- Set task -
Filter the records below for the word "중고자동차성능". Copy each line that holds it.
^^^^
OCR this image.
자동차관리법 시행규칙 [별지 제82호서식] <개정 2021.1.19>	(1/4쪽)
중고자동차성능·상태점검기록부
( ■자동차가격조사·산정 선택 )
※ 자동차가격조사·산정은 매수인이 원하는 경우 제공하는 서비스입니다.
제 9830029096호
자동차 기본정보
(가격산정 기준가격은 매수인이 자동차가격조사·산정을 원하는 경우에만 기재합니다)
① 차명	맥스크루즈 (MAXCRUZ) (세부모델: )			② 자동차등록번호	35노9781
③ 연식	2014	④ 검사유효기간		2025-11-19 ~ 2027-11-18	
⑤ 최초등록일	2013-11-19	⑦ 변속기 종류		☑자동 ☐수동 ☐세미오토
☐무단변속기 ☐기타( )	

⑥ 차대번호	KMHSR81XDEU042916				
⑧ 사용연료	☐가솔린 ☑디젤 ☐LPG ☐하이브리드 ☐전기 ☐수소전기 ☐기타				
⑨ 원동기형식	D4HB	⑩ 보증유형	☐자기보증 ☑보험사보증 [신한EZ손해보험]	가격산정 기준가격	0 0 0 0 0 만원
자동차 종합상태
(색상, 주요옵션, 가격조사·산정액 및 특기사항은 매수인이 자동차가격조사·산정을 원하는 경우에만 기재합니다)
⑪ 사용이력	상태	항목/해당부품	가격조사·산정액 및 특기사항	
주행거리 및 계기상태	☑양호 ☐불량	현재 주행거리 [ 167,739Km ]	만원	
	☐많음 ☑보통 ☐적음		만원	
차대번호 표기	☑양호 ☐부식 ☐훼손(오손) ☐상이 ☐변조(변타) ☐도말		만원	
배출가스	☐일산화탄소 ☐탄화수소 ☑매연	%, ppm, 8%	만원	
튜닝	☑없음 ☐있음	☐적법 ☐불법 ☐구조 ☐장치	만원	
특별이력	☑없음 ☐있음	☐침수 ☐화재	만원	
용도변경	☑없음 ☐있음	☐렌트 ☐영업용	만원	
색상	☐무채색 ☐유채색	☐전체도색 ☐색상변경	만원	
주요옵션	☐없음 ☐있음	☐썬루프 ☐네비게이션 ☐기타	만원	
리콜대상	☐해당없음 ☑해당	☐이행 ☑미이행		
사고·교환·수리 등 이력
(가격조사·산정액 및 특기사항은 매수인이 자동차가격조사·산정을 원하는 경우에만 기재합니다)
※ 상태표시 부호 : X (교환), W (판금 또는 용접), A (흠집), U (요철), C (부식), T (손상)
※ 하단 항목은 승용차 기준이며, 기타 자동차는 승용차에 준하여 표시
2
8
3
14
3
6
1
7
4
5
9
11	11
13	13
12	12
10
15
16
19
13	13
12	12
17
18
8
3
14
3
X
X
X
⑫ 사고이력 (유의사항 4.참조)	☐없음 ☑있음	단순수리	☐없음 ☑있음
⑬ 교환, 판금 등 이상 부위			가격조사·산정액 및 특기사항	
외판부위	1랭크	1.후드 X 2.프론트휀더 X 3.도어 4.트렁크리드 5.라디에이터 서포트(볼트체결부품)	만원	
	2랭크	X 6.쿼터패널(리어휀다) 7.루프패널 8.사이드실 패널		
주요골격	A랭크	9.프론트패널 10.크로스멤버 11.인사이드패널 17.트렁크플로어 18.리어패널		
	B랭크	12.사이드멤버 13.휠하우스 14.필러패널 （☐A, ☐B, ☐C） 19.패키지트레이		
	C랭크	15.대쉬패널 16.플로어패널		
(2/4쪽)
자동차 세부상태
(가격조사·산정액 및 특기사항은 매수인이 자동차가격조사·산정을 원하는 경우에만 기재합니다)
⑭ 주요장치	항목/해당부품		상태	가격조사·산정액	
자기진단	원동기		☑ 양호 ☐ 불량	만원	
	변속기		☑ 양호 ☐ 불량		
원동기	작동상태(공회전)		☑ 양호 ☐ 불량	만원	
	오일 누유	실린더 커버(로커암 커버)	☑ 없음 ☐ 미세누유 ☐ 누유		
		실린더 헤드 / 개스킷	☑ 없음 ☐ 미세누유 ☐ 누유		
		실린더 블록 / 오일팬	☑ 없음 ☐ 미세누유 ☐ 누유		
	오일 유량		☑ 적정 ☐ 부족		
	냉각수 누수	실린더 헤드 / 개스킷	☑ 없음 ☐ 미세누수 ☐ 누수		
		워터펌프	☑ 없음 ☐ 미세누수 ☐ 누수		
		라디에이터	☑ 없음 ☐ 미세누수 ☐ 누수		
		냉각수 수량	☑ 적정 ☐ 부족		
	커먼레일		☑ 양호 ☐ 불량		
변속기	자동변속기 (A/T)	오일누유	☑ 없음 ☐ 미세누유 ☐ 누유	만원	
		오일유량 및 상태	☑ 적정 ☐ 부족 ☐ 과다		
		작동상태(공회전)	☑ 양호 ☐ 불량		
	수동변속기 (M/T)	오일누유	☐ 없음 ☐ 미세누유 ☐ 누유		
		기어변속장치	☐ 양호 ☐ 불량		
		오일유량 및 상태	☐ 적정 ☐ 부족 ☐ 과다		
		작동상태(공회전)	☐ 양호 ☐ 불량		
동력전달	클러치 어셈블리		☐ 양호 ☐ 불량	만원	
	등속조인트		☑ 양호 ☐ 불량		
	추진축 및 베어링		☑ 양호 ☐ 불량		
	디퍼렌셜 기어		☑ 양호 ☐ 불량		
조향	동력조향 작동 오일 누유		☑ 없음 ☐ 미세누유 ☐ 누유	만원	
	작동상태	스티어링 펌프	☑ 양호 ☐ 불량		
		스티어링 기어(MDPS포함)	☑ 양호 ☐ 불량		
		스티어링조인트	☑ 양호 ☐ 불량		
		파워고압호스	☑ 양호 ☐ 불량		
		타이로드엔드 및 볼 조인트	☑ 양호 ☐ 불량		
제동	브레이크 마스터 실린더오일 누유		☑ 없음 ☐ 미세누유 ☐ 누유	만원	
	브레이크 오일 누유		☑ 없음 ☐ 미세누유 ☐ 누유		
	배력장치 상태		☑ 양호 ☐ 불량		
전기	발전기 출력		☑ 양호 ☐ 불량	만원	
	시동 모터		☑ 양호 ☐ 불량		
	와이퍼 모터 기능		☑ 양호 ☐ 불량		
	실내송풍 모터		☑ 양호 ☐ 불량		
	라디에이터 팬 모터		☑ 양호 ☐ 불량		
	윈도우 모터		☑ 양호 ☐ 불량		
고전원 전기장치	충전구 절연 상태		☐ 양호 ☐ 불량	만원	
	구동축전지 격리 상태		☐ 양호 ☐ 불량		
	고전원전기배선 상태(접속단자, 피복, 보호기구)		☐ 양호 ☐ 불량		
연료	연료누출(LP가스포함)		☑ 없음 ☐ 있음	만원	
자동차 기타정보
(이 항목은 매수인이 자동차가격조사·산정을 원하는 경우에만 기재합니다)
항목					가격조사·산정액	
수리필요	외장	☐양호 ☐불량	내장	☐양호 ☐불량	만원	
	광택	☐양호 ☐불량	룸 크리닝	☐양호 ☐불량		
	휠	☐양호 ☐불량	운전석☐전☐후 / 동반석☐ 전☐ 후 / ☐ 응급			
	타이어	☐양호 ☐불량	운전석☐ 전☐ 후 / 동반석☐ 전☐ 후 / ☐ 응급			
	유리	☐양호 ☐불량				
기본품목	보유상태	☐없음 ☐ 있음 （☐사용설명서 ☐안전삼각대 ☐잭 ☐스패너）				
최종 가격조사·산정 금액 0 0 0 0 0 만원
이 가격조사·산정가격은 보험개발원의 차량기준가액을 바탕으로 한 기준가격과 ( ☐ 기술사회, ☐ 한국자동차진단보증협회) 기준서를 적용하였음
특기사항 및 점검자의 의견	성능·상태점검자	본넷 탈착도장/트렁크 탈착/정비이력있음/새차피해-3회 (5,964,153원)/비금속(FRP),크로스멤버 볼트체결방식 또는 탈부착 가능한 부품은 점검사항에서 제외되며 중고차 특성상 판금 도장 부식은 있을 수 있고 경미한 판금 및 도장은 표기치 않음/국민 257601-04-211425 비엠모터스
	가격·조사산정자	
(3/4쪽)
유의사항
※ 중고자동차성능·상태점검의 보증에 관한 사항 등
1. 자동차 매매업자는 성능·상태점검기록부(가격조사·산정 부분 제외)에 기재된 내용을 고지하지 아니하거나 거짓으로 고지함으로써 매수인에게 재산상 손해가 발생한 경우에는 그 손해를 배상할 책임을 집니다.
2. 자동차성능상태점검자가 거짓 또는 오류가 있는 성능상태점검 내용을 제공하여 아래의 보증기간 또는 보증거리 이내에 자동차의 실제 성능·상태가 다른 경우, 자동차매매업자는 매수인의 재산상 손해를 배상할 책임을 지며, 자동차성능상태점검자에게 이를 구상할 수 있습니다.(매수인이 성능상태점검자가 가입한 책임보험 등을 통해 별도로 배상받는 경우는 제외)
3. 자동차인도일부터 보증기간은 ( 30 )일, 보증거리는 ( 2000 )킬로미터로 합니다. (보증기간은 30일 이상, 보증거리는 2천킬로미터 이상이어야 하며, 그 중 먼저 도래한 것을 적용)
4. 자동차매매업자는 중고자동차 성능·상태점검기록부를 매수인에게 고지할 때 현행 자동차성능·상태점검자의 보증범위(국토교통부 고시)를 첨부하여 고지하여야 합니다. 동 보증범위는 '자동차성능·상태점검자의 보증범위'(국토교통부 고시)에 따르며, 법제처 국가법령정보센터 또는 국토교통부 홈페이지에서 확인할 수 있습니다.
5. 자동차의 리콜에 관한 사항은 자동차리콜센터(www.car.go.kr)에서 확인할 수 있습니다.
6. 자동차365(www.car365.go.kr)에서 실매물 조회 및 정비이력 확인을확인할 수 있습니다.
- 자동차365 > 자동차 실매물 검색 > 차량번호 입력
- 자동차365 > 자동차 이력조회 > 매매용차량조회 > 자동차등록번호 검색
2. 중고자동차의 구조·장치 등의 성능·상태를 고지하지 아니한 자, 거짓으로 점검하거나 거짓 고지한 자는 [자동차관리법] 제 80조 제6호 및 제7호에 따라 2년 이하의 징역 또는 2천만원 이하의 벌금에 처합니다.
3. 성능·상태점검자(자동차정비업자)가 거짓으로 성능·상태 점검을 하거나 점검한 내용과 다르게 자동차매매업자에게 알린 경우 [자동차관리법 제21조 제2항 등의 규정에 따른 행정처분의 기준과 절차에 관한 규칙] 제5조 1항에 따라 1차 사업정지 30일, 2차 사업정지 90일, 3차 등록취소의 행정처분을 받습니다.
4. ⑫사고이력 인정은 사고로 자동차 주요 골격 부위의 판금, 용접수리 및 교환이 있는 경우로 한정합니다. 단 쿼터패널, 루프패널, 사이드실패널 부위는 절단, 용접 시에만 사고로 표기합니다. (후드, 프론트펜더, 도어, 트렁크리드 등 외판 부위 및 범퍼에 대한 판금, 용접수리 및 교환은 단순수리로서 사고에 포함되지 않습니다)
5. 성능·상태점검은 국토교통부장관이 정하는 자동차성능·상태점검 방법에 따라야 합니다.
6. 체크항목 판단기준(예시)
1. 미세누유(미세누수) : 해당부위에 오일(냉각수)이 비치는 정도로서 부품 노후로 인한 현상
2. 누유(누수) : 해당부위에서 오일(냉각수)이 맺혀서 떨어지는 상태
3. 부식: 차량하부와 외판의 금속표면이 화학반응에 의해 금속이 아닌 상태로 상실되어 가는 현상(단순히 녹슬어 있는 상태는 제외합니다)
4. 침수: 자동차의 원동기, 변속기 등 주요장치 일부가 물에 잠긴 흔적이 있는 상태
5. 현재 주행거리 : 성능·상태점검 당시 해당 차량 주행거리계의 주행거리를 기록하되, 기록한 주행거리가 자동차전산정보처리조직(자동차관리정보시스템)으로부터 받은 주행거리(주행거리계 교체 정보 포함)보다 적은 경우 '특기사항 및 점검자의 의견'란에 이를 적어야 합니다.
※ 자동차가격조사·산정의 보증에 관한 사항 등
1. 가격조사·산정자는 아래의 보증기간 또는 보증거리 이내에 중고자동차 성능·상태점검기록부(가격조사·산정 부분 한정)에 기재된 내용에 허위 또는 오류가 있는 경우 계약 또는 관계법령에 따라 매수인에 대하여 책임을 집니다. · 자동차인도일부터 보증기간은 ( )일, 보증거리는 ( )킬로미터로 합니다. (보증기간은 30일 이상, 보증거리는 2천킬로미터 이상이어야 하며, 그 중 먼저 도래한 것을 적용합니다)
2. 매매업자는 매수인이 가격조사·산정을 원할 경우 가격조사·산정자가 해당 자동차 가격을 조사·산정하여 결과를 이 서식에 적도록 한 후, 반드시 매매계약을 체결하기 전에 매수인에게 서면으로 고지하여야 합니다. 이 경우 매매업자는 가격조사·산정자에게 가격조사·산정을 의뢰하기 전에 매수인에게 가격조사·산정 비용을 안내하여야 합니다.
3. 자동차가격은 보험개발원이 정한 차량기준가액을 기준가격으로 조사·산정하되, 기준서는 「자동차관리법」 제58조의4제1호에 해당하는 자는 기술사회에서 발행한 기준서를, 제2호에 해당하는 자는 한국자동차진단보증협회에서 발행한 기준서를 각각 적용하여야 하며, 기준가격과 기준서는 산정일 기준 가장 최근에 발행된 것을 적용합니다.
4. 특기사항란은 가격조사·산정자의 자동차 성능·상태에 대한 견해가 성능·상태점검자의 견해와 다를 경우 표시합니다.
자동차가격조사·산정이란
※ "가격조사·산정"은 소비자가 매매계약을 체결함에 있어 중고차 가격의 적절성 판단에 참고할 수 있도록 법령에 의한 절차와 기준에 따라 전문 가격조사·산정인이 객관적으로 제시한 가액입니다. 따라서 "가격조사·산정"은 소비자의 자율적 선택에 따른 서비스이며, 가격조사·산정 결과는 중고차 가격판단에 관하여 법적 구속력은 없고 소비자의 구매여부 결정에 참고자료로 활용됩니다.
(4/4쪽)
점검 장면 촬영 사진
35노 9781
^^^^
- Answer to this exercise -
중고자동차성능·상태점검기록부
※ 중고자동차성능·상태점검의 보증에 관한 사항 등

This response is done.